### [WHAT IS NEEDED]
Find and return each line containing "Ambleside".
((
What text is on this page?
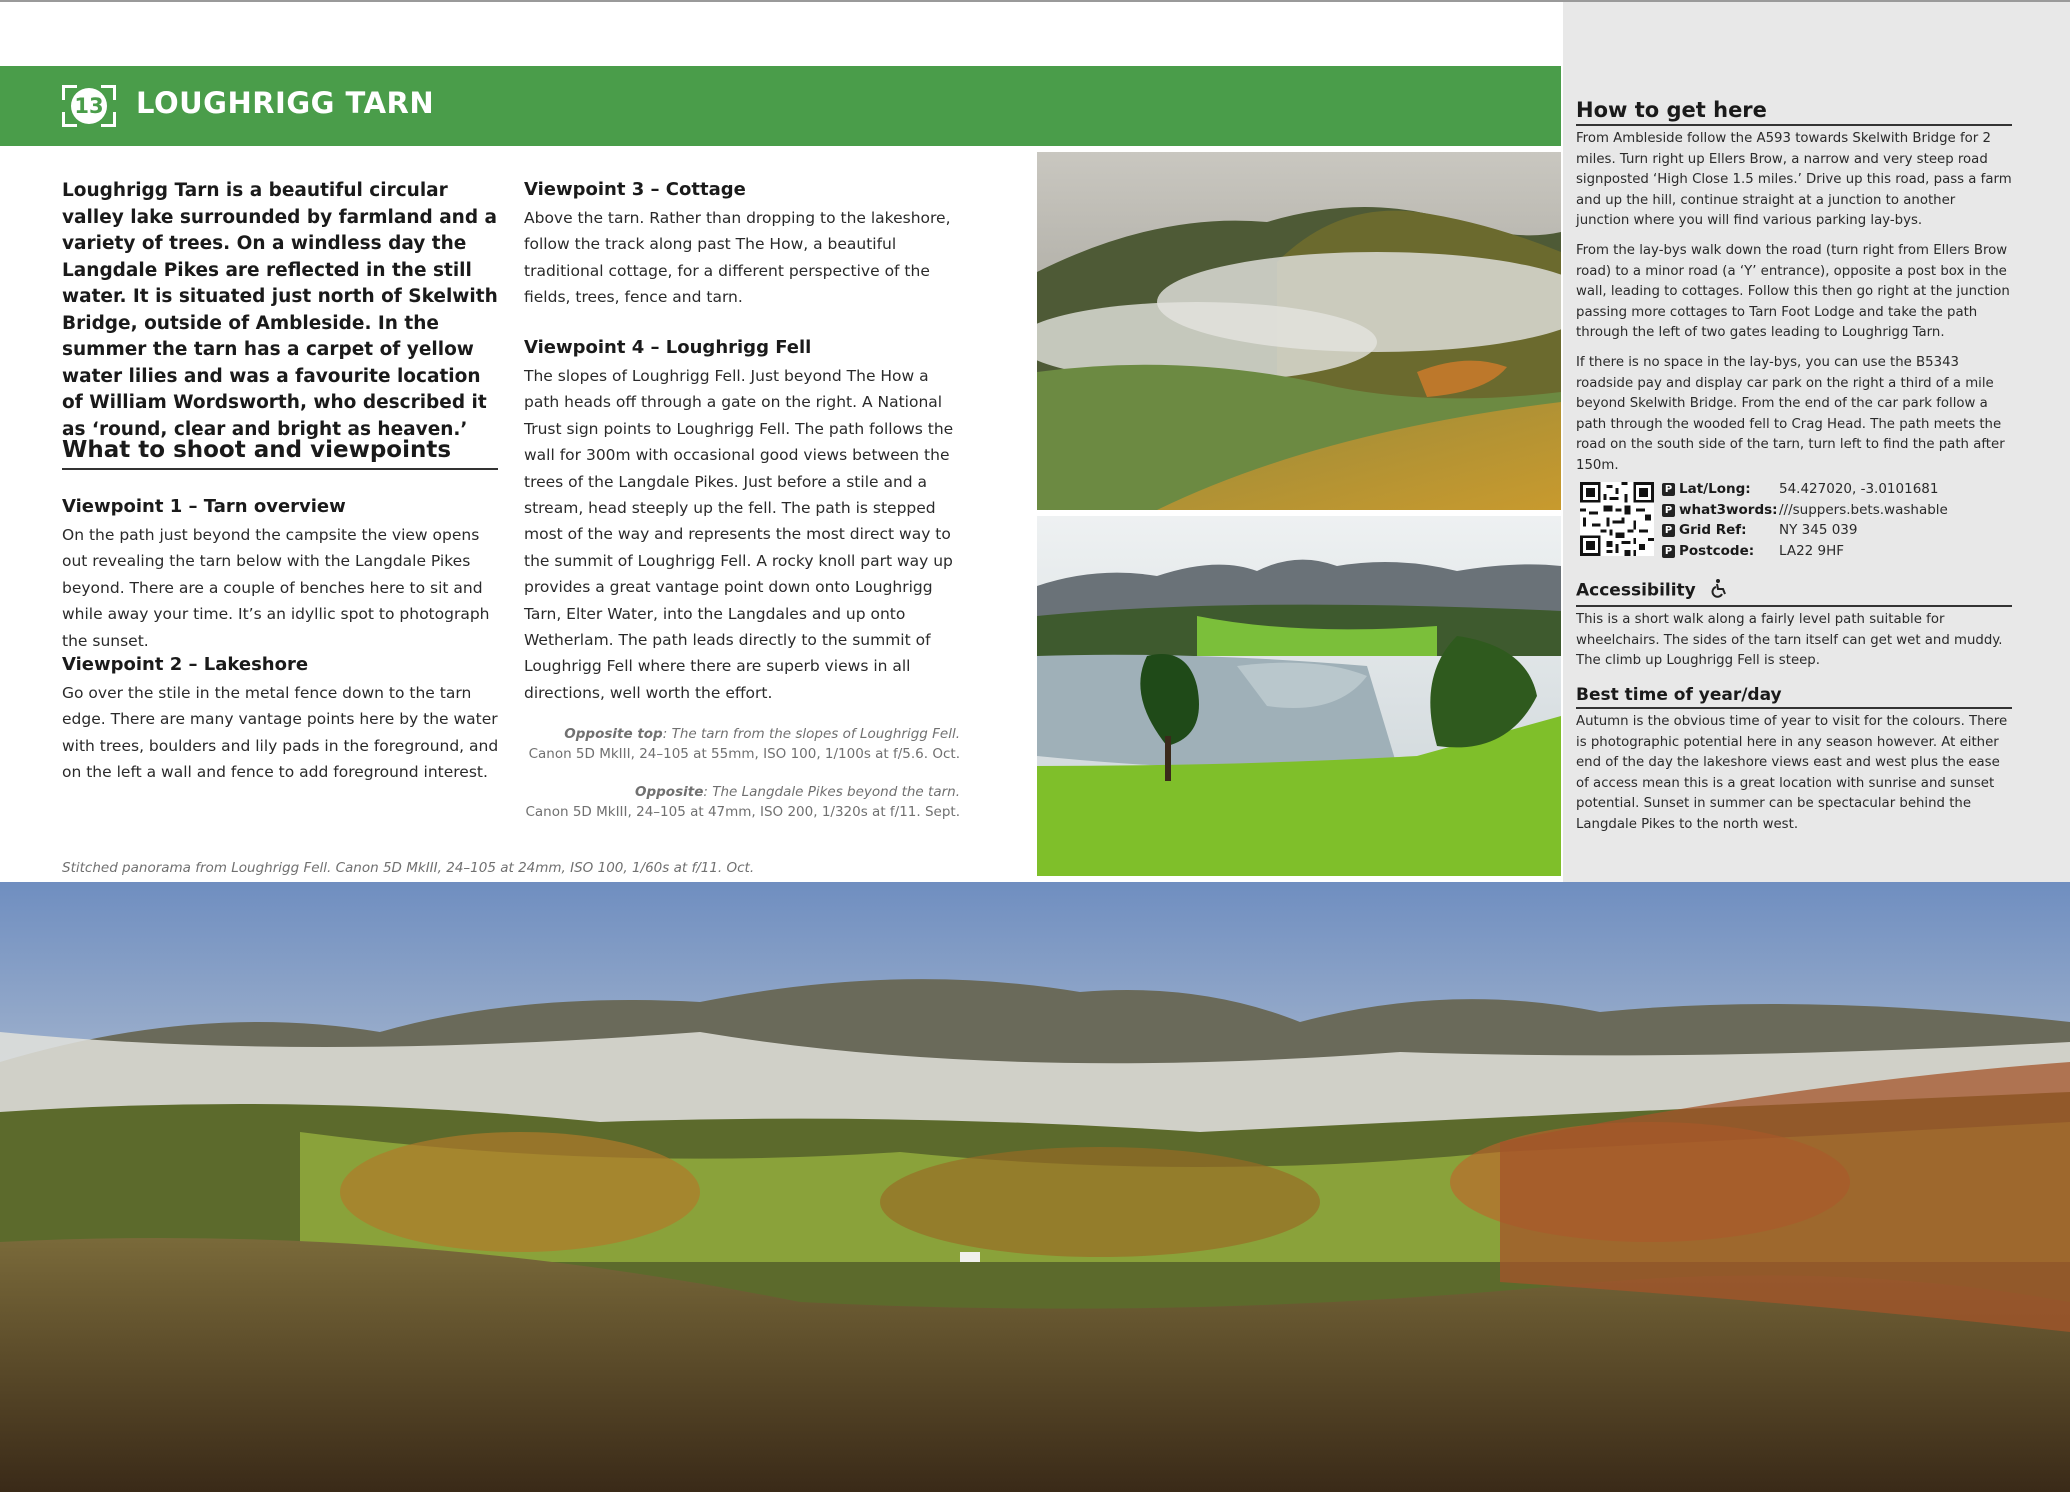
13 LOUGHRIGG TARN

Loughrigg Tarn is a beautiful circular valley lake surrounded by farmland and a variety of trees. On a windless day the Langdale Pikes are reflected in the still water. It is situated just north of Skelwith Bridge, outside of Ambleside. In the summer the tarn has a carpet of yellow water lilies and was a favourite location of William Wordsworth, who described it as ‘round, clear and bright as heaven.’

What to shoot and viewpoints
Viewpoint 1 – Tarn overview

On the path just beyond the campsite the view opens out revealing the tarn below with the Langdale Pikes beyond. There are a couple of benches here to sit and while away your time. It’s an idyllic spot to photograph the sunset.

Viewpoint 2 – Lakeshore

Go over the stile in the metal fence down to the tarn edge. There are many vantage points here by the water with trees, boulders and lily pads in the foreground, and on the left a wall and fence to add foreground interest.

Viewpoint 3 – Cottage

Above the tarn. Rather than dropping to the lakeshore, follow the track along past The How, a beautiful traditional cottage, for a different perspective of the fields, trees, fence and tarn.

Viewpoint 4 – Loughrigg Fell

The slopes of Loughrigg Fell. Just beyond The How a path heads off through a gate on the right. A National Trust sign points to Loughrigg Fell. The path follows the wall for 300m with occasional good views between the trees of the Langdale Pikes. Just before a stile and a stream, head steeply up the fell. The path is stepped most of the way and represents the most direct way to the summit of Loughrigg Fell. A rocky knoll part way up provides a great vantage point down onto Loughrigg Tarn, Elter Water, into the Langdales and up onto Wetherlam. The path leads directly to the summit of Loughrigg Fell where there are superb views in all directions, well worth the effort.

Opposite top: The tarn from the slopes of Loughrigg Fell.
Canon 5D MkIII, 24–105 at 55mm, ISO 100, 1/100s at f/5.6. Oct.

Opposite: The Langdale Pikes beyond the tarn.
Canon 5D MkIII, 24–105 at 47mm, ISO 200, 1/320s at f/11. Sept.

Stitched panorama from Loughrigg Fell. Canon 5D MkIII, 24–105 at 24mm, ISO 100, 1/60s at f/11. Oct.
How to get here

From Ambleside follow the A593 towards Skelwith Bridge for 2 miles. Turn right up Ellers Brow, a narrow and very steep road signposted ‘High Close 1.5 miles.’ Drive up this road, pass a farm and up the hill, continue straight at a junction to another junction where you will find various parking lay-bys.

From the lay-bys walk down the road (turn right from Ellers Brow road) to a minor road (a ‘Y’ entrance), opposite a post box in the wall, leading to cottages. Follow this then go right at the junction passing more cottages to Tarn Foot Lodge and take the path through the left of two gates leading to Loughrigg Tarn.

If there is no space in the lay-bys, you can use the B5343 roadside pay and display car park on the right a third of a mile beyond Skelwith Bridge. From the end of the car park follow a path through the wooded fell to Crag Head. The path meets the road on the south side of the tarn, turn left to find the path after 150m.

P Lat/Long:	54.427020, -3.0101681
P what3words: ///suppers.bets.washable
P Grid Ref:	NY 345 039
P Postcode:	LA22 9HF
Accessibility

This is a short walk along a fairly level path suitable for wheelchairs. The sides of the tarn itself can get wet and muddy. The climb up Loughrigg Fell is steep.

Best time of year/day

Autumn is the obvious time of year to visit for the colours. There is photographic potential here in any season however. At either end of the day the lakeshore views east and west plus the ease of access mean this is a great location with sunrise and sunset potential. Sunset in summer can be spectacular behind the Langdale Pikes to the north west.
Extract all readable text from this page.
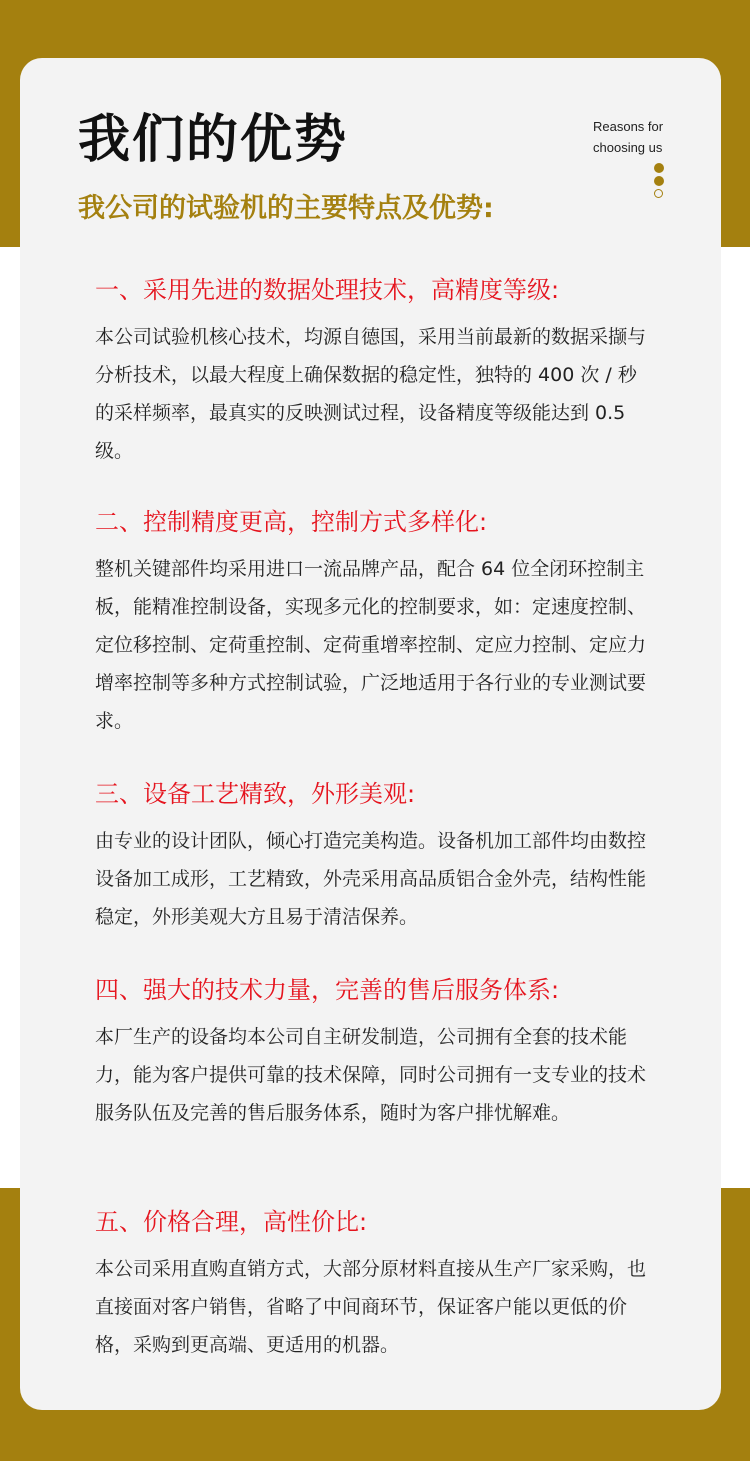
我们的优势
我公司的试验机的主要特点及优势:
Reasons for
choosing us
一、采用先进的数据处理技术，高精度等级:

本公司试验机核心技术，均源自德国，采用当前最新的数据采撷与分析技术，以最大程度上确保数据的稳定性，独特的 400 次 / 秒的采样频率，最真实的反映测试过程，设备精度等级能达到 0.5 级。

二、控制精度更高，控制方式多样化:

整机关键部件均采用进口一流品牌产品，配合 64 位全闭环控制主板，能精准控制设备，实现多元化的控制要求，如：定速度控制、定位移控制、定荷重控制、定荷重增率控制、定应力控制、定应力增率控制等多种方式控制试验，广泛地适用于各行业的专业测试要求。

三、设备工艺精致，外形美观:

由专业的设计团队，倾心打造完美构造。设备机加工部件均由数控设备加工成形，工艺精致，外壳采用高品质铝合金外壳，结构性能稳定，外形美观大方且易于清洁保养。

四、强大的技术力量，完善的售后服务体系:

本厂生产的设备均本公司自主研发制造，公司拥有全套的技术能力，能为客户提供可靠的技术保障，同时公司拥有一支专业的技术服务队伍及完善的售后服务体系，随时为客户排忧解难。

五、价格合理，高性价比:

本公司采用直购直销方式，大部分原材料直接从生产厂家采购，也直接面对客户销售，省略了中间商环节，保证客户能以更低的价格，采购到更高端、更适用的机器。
))
### [ANSWER FOR THE TASK]
Loughrigg Tarn is a beautiful circular valley lake surrounded by farmland and a variety of trees. On a windless day the Langdale Pikes are reflected in the still water. It is situated just north of Skelwith Bridge, outside of Ambleside. In the summer the tarn has a carpet of yellow water lilies and was a favourite location of William Wordsworth, who described it as ‘round, clear and bright as heaven.’
From Ambleside follow the A593 towards Skelwith Bridge for 2 miles. Turn right up Ellers Brow, a narrow and very steep road signposted ‘High Close 1.5 miles.’ Drive up this road, pass a farm and up the hill, continue straight at a junction to another junction where you will find various parking lay-bys.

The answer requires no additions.